++++ TEXTAUSZUG ++++

Das Schicksal des zu lebenslanger Haft verurteilten türkischen Schriftstellers und Journalisten Ahmet Altan haben Schüler des Gymnasiums Haar in einer Lesung thematisiert. 24 Stunden lang, als Symbol für den monotonen Gefängnisalltag.
- Das Schicksal des türkischen Schriftstellers Ahmet Altan hat Haarer Gymnasiasten sehr bewegt.
- Er wurde zu lebenslanger Haft verurteilt.
- In einer 24-Stunden-Lesung erinnern die Schüler an Altans Schicksal.
Haar - „Die Morgendämmerung zog herauf. Ich wusste, dass sie kommen würden.“Mit diesen Worten beginnt das Gefängnistagebuch von Ahmet Altan. Der türkische Schriftsteller und Journalist ist in seiner Heimat zu lebenslanger Haft verurteilt. Mit denselben Worten hat nun auch eine 24-Stunden-Lesung begonnen, mit der die Theaterschüler des Haarer Ernst-Mach-Gymnasiums (EMG) mit Schülern aus Hamburg, Bremen, Siegen und Nürnberg auf Altans Schicksal aufmerksam gemacht haben.
Zu lebenslanger Haft verurteilt
Zum Hintergrund: Am 10. September 2016 wurde der regierungskritische Schriftsteller Altan in der Türkei inhaftiert und im Februar 2018 verurteilt. Das Urteil: lebenslänglich. Im Gefängnis schreibt er das Buch „Ich werde die Welt nie wiedersehen“, für das ihm im November vergangenen Jahres in München der Geschwister-Scholl-Preis verliehen wird. Altan ist natürlich nicht anwesend, doch Thomas Ritter, der Leiter der EMG-Theatergruppe und eine seiner Schülerinnen nehmen an der Preisverleihung teil. Sie waren wegen des Projekts „Spurensuche“ da, das sich mit der Euthanasie in Eglfing zur NS-Zeit beschäftigt. Noch während der Preisverleihung reifte die Idee: Altans Texte auf die Bühne zu bringen.
Corona-Krise wirft alle Pläne über den Haufen
Doch dann kam die Corona-Krise und Ritter musste die Arbeit abbrechen. An der Grundidee – auf das Schicksal des inhaftierten Altans aufmerksam zu machen – hielt er aber fest. Und fand eine neue Bühne. „In der 24 Stunden-Online-Lesung haben wir eine neue Form gefunden“, erzählt er. Das politische Thema war den Schülern nicht fremd. Egal ob Unter-, Mittel- oder Oberstufentheater, die Aufführungen des EMG haben schon lange den Status eines „normalen“ Schultheaters hinter sich gelassen. Stücke wie „Mutter Courage“ oder „Effi Briest“ – es gibt keine Tabus vor Ideologiekritik, Rassismus, Ausgrenzung, Tod, Liebe. „Im Zentrum unserer Arbeit stehen kreative Entwicklungsprozesse, die wir in den einzelnen Gruppen gemeinsam angehen. Das kostet Kraft und Nerven, ist aber vielleicht eine der großartigsten Erfahrungen, die man als Schüler machen kann“, so Ritter.

++++

## AUFGABENSTELLUNG
**a.** Beantworten Sie anhand des Textauszugs:
(i) An welchem Datum wurde Altan in der Türkei inhaftiert?
(ii) Welchen Titel trägt das Buch, das Altan im Gefängnis schreibt?
(iii) Mit Schülern aus welchen Städten haben die Theaterschüler des EMG die Lesung durchgeführt?
**b.** Übertragen Sie den Abschnitt des Textauszugs zwischen „Das Schicksal des zu“ und „an Altans Schicksal.“ einschließlich dieser Wörter zeichengenau.

++++ DATENSÄTZE ++++

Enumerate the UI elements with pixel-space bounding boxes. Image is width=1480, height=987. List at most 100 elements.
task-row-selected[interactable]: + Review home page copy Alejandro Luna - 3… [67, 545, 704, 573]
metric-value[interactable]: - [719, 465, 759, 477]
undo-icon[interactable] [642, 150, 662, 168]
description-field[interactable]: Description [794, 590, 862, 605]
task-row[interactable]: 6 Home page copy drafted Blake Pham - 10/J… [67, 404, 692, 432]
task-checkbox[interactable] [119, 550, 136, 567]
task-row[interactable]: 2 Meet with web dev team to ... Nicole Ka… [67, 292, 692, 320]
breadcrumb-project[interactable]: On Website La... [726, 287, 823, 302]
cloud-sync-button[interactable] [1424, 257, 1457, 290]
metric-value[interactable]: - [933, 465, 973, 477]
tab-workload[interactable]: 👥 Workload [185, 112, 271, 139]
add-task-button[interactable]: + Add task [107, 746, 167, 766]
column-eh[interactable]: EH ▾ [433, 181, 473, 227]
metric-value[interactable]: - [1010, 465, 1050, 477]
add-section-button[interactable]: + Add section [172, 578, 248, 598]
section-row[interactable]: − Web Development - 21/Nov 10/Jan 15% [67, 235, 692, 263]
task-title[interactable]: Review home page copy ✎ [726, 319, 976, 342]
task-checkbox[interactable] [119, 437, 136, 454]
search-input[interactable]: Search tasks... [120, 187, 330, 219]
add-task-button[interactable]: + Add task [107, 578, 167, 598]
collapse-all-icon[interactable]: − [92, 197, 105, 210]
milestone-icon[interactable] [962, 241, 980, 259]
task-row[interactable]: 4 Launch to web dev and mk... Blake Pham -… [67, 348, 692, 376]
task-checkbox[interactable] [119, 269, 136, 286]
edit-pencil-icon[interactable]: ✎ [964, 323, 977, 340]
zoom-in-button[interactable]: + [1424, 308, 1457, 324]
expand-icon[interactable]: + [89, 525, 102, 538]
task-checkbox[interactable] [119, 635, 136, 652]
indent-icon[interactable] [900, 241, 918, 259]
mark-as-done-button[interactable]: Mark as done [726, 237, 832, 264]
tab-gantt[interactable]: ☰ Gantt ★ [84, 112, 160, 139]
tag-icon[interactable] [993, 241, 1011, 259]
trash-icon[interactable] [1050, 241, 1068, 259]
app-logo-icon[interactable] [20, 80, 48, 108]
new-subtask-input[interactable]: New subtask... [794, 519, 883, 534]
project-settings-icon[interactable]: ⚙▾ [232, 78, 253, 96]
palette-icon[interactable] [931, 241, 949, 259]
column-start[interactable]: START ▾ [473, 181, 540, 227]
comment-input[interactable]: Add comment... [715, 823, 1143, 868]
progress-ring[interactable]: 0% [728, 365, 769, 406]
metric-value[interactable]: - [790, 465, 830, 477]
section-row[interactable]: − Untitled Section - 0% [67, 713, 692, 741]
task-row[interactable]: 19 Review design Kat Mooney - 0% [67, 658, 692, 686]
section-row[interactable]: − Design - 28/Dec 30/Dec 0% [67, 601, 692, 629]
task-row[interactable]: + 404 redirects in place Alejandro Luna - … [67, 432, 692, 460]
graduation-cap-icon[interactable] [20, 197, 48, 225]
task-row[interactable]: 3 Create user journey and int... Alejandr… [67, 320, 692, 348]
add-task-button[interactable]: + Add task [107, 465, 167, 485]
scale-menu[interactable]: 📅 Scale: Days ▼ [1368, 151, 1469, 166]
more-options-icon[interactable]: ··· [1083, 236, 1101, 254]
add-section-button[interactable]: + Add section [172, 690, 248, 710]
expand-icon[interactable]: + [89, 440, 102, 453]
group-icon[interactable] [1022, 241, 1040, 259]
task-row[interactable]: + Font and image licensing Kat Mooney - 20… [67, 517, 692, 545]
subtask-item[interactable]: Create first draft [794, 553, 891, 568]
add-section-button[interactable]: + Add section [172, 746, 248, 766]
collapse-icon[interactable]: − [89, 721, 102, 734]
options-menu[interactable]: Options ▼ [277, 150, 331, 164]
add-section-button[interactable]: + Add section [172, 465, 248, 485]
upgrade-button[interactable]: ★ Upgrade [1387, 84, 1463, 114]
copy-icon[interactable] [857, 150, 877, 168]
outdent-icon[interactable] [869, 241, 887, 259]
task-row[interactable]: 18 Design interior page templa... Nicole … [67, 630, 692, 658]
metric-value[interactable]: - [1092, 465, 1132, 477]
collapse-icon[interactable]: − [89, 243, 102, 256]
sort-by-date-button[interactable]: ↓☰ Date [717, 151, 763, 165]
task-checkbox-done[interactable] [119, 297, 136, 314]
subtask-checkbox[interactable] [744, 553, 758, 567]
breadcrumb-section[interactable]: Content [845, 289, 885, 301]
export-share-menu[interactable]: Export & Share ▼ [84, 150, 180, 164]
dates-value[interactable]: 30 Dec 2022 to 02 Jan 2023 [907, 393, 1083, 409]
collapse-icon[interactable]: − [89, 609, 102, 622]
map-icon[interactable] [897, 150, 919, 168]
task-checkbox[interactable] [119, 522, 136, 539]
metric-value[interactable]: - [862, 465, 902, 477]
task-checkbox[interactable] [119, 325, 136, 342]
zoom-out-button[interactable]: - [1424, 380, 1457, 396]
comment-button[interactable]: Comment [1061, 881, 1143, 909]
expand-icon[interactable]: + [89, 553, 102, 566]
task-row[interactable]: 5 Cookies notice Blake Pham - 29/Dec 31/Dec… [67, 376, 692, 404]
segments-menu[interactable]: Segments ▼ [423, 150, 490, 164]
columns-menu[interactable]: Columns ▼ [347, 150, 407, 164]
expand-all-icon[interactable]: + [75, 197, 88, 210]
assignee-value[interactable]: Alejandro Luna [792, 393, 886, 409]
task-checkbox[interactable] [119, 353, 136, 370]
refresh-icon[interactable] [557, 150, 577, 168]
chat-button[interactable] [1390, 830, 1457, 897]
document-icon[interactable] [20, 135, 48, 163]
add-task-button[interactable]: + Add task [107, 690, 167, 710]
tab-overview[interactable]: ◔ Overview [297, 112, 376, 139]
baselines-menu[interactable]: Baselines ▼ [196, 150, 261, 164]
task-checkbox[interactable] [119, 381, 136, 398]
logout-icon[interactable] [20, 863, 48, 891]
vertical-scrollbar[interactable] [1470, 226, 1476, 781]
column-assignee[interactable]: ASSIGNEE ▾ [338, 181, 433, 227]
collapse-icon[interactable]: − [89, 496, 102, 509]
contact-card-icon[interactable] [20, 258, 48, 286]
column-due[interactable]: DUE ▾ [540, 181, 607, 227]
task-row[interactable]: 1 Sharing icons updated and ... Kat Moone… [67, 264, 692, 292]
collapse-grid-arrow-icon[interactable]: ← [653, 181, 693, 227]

++++

## LÖSUNGEN
**a.**
(i) Am 10. September 2016.
(ii) „Ich werde die Welt nie wiedersehen“.
(iii) Hamburg, Bremen, Siegen und Nürnberg.

**b.**
Das Schicksal des zu lebenslanger Haft verurteilten türkischen Schriftstellers und Journalisten Ahmet Altan haben Schüler des Gymnasiums Haar in einer Lesung thematisiert. 24 Stunden lang, als Symbol für den monotonen Gefängnisalltag.
- Das Schicksal des türkischen Schriftstellers Ahmet Altan hat Haarer Gymnasiasten sehr bewegt.
- Er wurde zu lebenslanger Haft verurteilt.
- In einer 24-Stunden-Lesung erinnern die Schüler an Altans Schicksal.